Beoordeel of elk van de volgende uitspraken klopt volgens het advies hieronder, en antwoord per uitspraak met ja of nee plus de doorslaggevende woorden uit het advies als letterlijk citaat. (a) Het adviesverzoek dateert van 18 november 2008. (b) Het advies is in 2011 uitgebracht. (c) Het ontwerp-landsbesluit gaat over dienstkleding voor het pedagogisch personeel en de portier-nachtwaker.

▸ DOCUMENT:
..............................

Adviezen
RvA no. RA/49-08-LB
Uitgebracht op : 04/11/2009
Publicatie datum: 28/06/2011
Advies: Met verwijzing naar uw adviesverzoek d.d. 18 november 2008 om het oordeel van de Raad van Advies inzake bovengenoemd onderwerp en de behandeling hiervan in de vergadering van de Raad van Advies d.d. 2 november 2009, bericht de Raad u als volgt.
Het onderhavige ontwerp-landsbesluit, houdende algemene maatregelen, met betrekking tot de verstrekking van dienstkleding voor het pedagogisch personeel en de portier-nachtwaker bij het Gouvernements Opvoedingsgesticht strekt, volgens de considerans, ertoe ter uitvoering van artikel 64 van de Landsverordening Materieel Ambtenarenrecht (P.B. 1964, no. 159) regels inzake het verstrekken van dienstkleding voor ambtenaren bij het Gouvernements Opvoedingsgesticht vast te stellen.
Bestudering van het onderhavige ontwerp en de bijbehorende nota van toelichting alsmede de overige bij het adviesverzoek gevoegde stukken geeft de Raad aanleiding tot het maken van de navolgende opmerkingen.

..............................

▸ GEËXTRAHEERDE GEGEVENS:
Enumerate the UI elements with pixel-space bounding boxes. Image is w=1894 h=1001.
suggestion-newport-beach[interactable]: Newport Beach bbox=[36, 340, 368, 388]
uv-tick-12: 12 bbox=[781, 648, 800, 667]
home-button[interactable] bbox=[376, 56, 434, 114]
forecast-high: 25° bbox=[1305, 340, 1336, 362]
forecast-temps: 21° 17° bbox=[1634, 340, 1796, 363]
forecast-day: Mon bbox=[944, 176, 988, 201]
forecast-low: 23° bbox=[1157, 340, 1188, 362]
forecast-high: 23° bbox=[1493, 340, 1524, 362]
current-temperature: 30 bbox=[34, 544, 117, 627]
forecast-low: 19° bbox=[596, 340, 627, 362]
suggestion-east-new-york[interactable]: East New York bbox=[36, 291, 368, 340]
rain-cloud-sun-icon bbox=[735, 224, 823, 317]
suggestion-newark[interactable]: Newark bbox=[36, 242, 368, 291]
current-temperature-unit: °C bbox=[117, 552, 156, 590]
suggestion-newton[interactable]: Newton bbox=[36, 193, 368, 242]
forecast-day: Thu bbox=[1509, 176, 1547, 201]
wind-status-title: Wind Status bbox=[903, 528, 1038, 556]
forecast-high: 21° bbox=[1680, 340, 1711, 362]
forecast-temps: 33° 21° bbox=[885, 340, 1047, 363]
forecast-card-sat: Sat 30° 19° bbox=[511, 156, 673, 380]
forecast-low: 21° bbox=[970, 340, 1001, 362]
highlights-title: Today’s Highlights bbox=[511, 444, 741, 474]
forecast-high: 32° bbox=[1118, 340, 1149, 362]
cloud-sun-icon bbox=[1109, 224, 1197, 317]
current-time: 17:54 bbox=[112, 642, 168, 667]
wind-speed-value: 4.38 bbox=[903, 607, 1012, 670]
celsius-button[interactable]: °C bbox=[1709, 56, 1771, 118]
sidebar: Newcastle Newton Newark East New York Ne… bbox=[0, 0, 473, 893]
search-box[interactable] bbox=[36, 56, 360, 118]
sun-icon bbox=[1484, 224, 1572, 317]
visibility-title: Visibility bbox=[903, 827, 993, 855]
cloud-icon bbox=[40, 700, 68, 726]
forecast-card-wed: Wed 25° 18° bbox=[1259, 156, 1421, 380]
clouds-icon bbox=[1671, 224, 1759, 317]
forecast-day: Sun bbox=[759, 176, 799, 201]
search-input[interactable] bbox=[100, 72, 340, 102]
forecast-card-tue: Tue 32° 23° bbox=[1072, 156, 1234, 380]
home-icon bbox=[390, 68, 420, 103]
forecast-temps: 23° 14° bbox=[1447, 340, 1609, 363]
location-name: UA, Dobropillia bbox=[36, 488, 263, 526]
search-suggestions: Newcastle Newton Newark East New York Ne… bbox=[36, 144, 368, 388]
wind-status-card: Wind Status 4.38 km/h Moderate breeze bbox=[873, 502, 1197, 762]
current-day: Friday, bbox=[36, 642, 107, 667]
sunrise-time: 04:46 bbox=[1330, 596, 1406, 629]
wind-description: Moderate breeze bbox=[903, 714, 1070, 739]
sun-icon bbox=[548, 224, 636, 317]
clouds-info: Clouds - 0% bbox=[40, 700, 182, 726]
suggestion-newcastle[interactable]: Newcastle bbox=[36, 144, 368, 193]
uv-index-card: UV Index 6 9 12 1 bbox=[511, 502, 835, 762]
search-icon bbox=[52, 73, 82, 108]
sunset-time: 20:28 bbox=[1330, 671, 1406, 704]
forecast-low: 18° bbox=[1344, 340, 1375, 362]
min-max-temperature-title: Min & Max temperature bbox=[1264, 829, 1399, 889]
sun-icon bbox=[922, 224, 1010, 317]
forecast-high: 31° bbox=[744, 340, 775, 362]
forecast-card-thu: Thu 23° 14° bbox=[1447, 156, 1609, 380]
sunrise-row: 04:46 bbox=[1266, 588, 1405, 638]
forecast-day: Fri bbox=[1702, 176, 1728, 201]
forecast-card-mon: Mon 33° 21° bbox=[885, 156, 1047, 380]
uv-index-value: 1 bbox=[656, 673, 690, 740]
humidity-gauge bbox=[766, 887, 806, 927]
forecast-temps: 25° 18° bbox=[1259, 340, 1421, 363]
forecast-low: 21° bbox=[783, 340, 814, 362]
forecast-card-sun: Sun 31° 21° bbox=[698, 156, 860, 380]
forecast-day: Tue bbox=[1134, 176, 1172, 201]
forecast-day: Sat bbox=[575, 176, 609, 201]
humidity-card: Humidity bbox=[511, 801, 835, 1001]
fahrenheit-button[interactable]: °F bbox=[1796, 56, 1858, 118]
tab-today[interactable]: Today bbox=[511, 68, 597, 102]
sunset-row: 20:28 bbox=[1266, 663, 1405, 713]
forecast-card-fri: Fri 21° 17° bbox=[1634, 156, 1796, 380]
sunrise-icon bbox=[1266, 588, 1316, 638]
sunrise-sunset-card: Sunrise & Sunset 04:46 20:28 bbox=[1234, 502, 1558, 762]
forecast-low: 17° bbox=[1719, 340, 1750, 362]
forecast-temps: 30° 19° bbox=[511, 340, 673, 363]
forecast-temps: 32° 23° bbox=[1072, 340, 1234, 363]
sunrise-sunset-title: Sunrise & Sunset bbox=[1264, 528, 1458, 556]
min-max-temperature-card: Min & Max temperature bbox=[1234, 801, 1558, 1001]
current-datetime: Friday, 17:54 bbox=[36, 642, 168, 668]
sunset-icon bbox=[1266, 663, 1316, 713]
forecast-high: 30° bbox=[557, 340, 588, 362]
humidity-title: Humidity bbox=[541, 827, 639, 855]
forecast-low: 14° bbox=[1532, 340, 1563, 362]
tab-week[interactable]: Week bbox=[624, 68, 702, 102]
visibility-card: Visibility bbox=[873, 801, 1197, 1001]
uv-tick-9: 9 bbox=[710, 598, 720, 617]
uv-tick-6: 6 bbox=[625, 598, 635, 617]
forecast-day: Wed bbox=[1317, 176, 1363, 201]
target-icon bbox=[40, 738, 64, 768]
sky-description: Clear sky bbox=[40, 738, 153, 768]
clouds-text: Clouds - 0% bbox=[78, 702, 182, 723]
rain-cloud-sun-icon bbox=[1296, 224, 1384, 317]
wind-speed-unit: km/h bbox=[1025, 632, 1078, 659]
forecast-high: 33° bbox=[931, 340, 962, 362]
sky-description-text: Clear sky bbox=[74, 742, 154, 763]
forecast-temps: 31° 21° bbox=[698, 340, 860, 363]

..............................

▸ VOLLEDIGE UITVOER:
(a) Ja: "uw adviesverzoek d.d. 18 november 2008".
(b) Nee: "Uitgebracht op : 04/11/2009".
(c) Ja: "met betrekking tot de verstrekking van dienstkleding voor het pedagogisch personeel en de portier-nachtwaker bij het Gouvernements Opvoedingsgesticht".